--- begin SUPPLIED RECORDS ---
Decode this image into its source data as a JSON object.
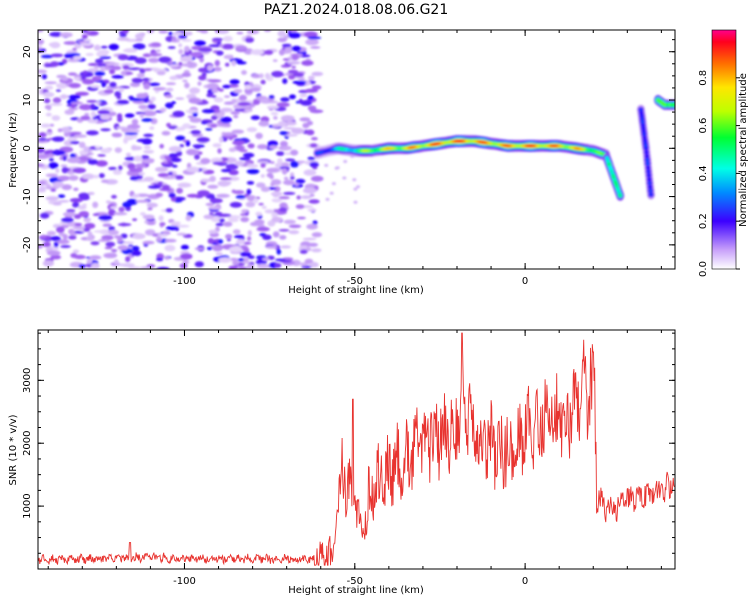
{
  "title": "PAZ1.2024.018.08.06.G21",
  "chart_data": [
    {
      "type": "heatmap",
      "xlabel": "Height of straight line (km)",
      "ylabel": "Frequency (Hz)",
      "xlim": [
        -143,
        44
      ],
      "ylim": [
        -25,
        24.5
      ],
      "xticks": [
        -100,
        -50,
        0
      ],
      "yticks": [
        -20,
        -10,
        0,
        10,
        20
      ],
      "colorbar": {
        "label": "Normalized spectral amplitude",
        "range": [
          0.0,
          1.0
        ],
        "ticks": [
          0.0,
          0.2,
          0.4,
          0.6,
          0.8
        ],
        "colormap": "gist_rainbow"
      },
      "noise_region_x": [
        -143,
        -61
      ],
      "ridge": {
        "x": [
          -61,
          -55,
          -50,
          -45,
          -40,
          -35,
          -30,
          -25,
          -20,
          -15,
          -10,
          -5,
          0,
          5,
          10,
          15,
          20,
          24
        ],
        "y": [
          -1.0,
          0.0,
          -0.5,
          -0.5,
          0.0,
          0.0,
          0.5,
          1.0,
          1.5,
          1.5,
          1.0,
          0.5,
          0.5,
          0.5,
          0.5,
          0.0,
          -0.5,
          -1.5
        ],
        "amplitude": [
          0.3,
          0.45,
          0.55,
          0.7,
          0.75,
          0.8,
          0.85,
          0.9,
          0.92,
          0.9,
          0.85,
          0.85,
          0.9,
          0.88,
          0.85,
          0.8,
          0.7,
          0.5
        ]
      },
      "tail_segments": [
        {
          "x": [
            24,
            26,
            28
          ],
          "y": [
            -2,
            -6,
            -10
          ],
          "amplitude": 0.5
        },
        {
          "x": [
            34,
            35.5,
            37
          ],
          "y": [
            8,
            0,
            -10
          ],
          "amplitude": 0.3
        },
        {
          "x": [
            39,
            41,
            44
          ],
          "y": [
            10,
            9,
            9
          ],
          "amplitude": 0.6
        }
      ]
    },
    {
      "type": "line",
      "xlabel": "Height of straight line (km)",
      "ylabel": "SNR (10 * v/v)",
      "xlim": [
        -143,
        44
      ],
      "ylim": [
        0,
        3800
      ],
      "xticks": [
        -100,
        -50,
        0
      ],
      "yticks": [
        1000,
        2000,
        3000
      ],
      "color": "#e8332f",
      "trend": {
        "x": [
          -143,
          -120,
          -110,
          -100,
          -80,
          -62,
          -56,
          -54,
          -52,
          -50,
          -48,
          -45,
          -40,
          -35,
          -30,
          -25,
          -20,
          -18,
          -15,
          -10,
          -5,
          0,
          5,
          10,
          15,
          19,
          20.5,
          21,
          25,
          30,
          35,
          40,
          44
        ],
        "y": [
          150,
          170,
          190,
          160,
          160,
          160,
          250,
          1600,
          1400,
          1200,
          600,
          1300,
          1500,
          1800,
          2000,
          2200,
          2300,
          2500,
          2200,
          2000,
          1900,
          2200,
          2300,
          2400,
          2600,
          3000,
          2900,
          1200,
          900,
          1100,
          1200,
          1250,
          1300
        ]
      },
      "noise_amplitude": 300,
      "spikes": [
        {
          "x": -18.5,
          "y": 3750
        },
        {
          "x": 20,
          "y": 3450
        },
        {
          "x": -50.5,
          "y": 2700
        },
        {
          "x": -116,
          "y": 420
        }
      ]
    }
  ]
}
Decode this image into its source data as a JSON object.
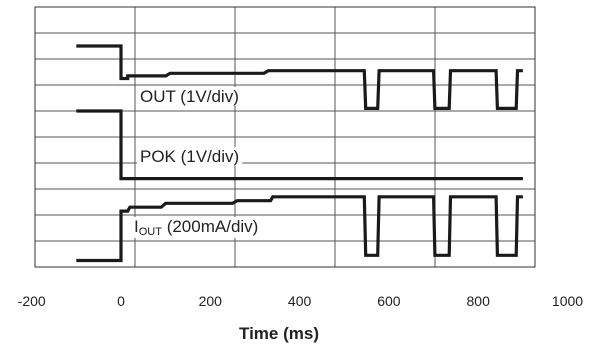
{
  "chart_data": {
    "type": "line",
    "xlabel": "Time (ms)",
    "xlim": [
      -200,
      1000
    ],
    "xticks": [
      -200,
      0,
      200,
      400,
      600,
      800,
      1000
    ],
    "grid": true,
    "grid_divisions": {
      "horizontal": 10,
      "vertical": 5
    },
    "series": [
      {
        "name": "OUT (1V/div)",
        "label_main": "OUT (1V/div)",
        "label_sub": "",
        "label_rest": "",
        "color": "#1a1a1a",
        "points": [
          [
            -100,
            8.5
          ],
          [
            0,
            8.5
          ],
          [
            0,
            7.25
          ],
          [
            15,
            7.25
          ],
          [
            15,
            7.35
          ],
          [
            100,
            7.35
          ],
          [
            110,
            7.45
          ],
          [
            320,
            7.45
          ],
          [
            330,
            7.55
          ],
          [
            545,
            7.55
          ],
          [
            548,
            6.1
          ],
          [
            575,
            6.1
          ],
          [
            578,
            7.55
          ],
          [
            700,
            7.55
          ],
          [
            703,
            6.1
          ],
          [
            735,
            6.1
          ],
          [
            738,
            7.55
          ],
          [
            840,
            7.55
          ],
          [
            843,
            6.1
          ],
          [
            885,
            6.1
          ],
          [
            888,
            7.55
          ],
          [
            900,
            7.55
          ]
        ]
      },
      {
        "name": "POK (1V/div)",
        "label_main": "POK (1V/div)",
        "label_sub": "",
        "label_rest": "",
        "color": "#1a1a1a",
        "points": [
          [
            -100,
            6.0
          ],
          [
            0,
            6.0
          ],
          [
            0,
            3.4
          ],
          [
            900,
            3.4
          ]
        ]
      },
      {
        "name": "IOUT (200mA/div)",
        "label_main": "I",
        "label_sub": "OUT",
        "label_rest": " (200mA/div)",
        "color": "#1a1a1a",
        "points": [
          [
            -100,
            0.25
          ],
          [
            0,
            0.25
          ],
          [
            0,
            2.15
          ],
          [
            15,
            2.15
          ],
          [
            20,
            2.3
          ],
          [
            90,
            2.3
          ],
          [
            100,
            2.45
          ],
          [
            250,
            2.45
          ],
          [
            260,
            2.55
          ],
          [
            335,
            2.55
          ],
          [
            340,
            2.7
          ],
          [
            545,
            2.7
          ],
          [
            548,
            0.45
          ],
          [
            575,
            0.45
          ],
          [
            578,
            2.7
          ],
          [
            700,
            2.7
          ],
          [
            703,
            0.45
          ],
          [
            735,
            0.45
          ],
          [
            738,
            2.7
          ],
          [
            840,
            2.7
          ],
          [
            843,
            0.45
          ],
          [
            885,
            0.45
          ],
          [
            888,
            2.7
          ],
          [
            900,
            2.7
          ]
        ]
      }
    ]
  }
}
--- end SUPPLIED RECORDS ---
__WRITTEN REQUEST__. All entries are to be retyped exactly. Omit any embedded images.

__SOLUTION TO THE PROBLEM__.
Decode this image into its source data as a JSON object.
{
  "title": "PAZ1.2024.018.08.06.G21",
  "chart_data": [
    {
      "type": "heatmap",
      "xlabel": "Height of straight line (km)",
      "ylabel": "Frequency (Hz)",
      "xlim": [
        -143,
        44
      ],
      "ylim": [
        -25,
        24.5
      ],
      "xticks": [
        -100,
        -50,
        0
      ],
      "yticks": [
        -20,
        -10,
        0,
        10,
        20
      ],
      "colorbar": {
        "label": "Normalized spectral amplitude",
        "range": [
          0.0,
          1.0
        ],
        "ticks": [
          0.0,
          0.2,
          0.4,
          0.6,
          0.8
        ],
        "colormap": "gist_rainbow"
      },
      "noise_region_x": [
        -143,
        -61
      ],
      "ridge": {
        "x": [
          -61,
          -55,
          -50,
          -45,
          -40,
          -35,
          -30,
          -25,
          -20,
          -15,
          -10,
          -5,
          0,
          5,
          10,
          15,
          20,
          24
        ],
        "y": [
          -1.0,
          0.0,
          -0.5,
          -0.5,
          0.0,
          0.0,
          0.5,
          1.0,
          1.5,
          1.5,
          1.0,
          0.5,
          0.5,
          0.5,
          0.5,
          0.0,
          -0.5,
          -1.5
        ],
        "amplitude": [
          0.3,
          0.45,
          0.55,
          0.7,
          0.75,
          0.8,
          0.85,
          0.9,
          0.92,
          0.9,
          0.85,
          0.85,
          0.9,
          0.88,
          0.85,
          0.8,
          0.7,
          0.5
        ]
      },
      "tail_segments": [
        {
          "x": [
            24,
            26,
            28
          ],
          "y": [
            -2,
            -6,
            -10
          ],
          "amplitude": 0.5
        },
        {
          "x": [
            34,
            35.5,
            37
          ],
          "y": [
            8,
            0,
            -10
          ],
          "amplitude": 0.3
        },
        {
          "x": [
            39,
            41,
            44
          ],
          "y": [
            10,
            9,
            9
          ],
          "amplitude": 0.6
        }
      ]
    },
    {
      "type": "line",
      "xlabel": "Height of straight line (km)",
      "ylabel": "SNR (10 * v/v)",
      "xlim": [
        -143,
        44
      ],
      "ylim": [
        0,
        3800
      ],
      "xticks": [
        -100,
        -50,
        0
      ],
      "yticks": [
        1000,
        2000,
        3000
      ],
      "color": "#e8332f",
      "trend": {
        "x": [
          -143,
          -120,
          -110,
          -100,
          -80,
          -62,
          -56,
          -54,
          -52,
          -50,
          -48,
          -45,
          -40,
          -35,
          -30,
          -25,
          -20,
          -18,
          -15,
          -10,
          -5,
          0,
          5,
          10,
          15,
          19,
          20.5,
          21,
          25,
          30,
          35,
          40,
          44
        ],
        "y": [
          150,
          170,
          190,
          160,
          160,
          160,
          250,
          1600,
          1400,
          1200,
          600,
          1300,
          1500,
          1800,
          2000,
          2200,
          2300,
          2500,
          2200,
          2000,
          1900,
          2200,
          2300,
          2400,
          2600,
          3000,
          2900,
          1200,
          900,
          1100,
          1200,
          1250,
          1300
        ]
      },
      "noise_amplitude": 300,
      "spikes": [
        {
          "x": -18.5,
          "y": 3750
        },
        {
          "x": 20,
          "y": 3450
        },
        {
          "x": -50.5,
          "y": 2700
        },
        {
          "x": -116,
          "y": 420
        }
      ]
    }
  ]
}
Decode this image into its source data as a JSON object.
{
  "chart_data": {
    "type": "line",
    "xlabel": "Time (ms)",
    "xlim": [
      -200,
      1000
    ],
    "xticks": [
      -200,
      0,
      200,
      400,
      600,
      800,
      1000
    ],
    "grid": true,
    "grid_divisions": {
      "horizontal": 10,
      "vertical": 5
    },
    "series": [
      {
        "name": "OUT (1V/div)",
        "label_main": "OUT (1V/div)",
        "label_sub": "",
        "label_rest": "",
        "color": "#1a1a1a",
        "points": [
          [
            -100,
            8.5
          ],
          [
            0,
            8.5
          ],
          [
            0,
            7.25
          ],
          [
            15,
            7.25
          ],
          [
            15,
            7.35
          ],
          [
            100,
            7.35
          ],
          [
            110,
            7.45
          ],
          [
            320,
            7.45
          ],
          [
            330,
            7.55
          ],
          [
            545,
            7.55
          ],
          [
            548,
            6.1
          ],
          [
            575,
            6.1
          ],
          [
            578,
            7.55
          ],
          [
            700,
            7.55
          ],
          [
            703,
            6.1
          ],
          [
            735,
            6.1
          ],
          [
            738,
            7.55
          ],
          [
            840,
            7.55
          ],
          [
            843,
            6.1
          ],
          [
            885,
            6.1
          ],
          [
            888,
            7.55
          ],
          [
            900,
            7.55
          ]
        ]
      },
      {
        "name": "POK (1V/div)",
        "label_main": "POK (1V/div)",
        "label_sub": "",
        "label_rest": "",
        "color": "#1a1a1a",
        "points": [
          [
            -100,
            6.0
          ],
          [
            0,
            6.0
          ],
          [
            0,
            3.4
          ],
          [
            900,
            3.4
          ]
        ]
      },
      {
        "name": "IOUT (200mA/div)",
        "label_main": "I",
        "label_sub": "OUT",
        "label_rest": " (200mA/div)",
        "color": "#1a1a1a",
        "points": [
          [
            -100,
            0.25
          ],
          [
            0,
            0.25
          ],
          [
            0,
            2.15
          ],
          [
            15,
            2.15
          ],
          [
            20,
            2.3
          ],
          [
            90,
            2.3
          ],
          [
            100,
            2.45
          ],
          [
            250,
            2.45
          ],
          [
            260,
            2.55
          ],
          [
            335,
            2.55
          ],
          [
            340,
            2.7
          ],
          [
            545,
            2.7
          ],
          [
            548,
            0.45
          ],
          [
            575,
            0.45
          ],
          [
            578,
            2.7
          ],
          [
            700,
            2.7
          ],
          [
            703,
            0.45
          ],
          [
            735,
            0.45
          ],
          [
            738,
            2.7
          ],
          [
            840,
            2.7
          ],
          [
            843,
            0.45
          ],
          [
            885,
            0.45
          ],
          [
            888,
            2.7
          ],
          [
            900,
            2.7
          ]
        ]
      }
    ]
  }
}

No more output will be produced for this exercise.